Prompt:
Would you write out the entries below, every one of them, exactly?

Provided data:

# # # # #

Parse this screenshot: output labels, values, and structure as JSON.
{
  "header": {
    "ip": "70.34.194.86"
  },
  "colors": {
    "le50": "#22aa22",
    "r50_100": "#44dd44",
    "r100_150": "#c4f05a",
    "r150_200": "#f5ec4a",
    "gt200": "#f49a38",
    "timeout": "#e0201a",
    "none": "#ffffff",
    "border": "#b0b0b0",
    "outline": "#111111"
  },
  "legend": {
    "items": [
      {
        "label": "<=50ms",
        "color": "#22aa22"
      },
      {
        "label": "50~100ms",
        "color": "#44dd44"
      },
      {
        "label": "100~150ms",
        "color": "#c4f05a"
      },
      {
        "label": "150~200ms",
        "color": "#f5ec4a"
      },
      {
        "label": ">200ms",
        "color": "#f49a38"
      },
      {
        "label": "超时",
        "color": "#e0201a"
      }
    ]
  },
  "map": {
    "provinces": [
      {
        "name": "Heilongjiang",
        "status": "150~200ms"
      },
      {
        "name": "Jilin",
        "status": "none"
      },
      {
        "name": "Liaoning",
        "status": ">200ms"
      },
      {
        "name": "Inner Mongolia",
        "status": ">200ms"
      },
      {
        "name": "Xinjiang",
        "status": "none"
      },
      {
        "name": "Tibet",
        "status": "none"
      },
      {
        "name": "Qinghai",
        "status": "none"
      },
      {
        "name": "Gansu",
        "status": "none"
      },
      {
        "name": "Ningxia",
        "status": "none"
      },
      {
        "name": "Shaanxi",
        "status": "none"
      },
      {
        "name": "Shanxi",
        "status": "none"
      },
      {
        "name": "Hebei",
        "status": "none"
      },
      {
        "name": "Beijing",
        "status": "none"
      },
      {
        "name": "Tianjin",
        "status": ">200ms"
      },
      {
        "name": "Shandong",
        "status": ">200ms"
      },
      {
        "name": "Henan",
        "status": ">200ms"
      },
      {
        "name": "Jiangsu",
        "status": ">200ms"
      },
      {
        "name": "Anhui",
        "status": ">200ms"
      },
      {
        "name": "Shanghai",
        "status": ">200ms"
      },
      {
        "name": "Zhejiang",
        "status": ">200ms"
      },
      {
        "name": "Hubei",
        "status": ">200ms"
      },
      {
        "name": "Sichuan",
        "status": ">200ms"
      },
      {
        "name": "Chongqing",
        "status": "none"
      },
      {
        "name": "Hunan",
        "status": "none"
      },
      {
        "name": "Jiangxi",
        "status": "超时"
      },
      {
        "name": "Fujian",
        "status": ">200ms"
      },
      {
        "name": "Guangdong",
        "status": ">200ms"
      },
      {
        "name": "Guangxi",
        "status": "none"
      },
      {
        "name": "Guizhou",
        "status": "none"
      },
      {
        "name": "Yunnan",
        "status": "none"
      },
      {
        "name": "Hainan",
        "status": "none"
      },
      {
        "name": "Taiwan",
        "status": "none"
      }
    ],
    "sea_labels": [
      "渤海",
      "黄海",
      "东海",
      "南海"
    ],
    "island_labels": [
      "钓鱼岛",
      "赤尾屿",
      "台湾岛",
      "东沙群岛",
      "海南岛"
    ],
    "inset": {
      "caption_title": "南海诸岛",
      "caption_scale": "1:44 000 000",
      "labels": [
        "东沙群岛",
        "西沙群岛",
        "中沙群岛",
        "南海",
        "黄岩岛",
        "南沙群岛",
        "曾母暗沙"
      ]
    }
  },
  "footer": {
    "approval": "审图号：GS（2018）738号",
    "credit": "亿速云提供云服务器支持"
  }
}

# # # # #

Full output:
Parse this screenshot: output labels, values, and structure as JSON.
{
  "header": {
    "ip": "70.34.194.86"
  },
  "colors": {
    "le50": "#22aa22",
    "r50_100": "#44dd44",
    "r100_150": "#c4f05a",
    "r150_200": "#f5ec4a",
    "gt200": "#f49a38",
    "timeout": "#e0201a",
    "none": "#ffffff",
    "border": "#b0b0b0",
    "outline": "#111111"
  },
  "legend": {
    "items": [
      {
        "label": "<=50ms",
        "color": "#22aa22"
      },
      {
        "label": "50~100ms",
        "color": "#44dd44"
      },
      {
        "label": "100~150ms",
        "color": "#c4f05a"
      },
      {
        "label": "150~200ms",
        "color": "#f5ec4a"
      },
      {
        "label": ">200ms",
        "color": "#f49a38"
      },
      {
        "label": "超时",
        "color": "#e0201a"
      }
    ]
  },
  "map": {
    "provinces": [
      {
        "name": "Heilongjiang",
        "status": "150~200ms"
      },
      {
        "name": "Jilin",
        "status": "none"
      },
      {
        "name": "Liaoning",
        "status": ">200ms"
      },
      {
        "name": "Inner Mongolia",
        "status": ">200ms"
      },
      {
        "name": "Xinjiang",
        "status": "none"
      },
      {
        "name": "Tibet",
        "status": "none"
      },
      {
        "name": "Qinghai",
        "status": "none"
      },
      {
        "name": "Gansu",
        "status": "none"
      },
      {
        "name": "Ningxia",
        "status": "none"
      },
      {
        "name": "Shaanxi",
        "status": "none"
      },
      {
        "name": "Shanxi",
        "status": "none"
      },
      {
        "name": "Hebei",
        "status": "none"
      },
      {
        "name": "Beijing",
        "status": "none"
      },
      {
        "name": "Tianjin",
        "status": ">200ms"
      },
      {
        "name": "Shandong",
        "status": ">200ms"
      },
      {
        "name": "Henan",
        "status": ">200ms"
      },
      {
        "name": "Jiangsu",
        "status": ">200ms"
      },
      {
        "name": "Anhui",
        "status": ">200ms"
      },
      {
        "name": "Shanghai",
        "status": ">200ms"
      },
      {
        "name": "Zhejiang",
        "status": ">200ms"
      },
      {
        "name": "Hubei",
        "status": ">200ms"
      },
      {
        "name": "Sichuan",
        "status": ">200ms"
      },
      {
        "name": "Chongqing",
        "status": "none"
      },
      {
        "name": "Hunan",
        "status": "none"
      },
      {
        "name": "Jiangxi",
        "status": "超时"
      },
      {
        "name": "Fujian",
        "status": ">200ms"
      },
      {
        "name": "Guangdong",
        "status": ">200ms"
      },
      {
        "name": "Guangxi",
        "status": "none"
      },
      {
        "name": "Guizhou",
        "status": "none"
      },
      {
        "name": "Yunnan",
        "status": "none"
      },
      {
        "name": "Hainan",
        "status": "none"
      },
      {
        "name": "Taiwan",
        "status": "none"
      }
    ],
    "sea_labels": [
      "渤海",
      "黄海",
      "东海",
      "南海"
    ],
    "island_labels": [
      "钓鱼岛",
      "赤尾屿",
      "台湾岛",
      "东沙群岛",
      "海南岛"
    ],
    "inset": {
      "caption_title": "南海诸岛",
      "caption_scale": "1:44 000 000",
      "labels": [
        "东沙群岛",
        "西沙群岛",
        "中沙群岛",
        "南海",
        "黄岩岛",
        "南沙群岛",
        "曾母暗沙"
      ]
    }
  },
  "footer": {
    "approval": "审图号：GS（2018）738号",
    "credit": "亿速云提供云服务器支持"
  }
}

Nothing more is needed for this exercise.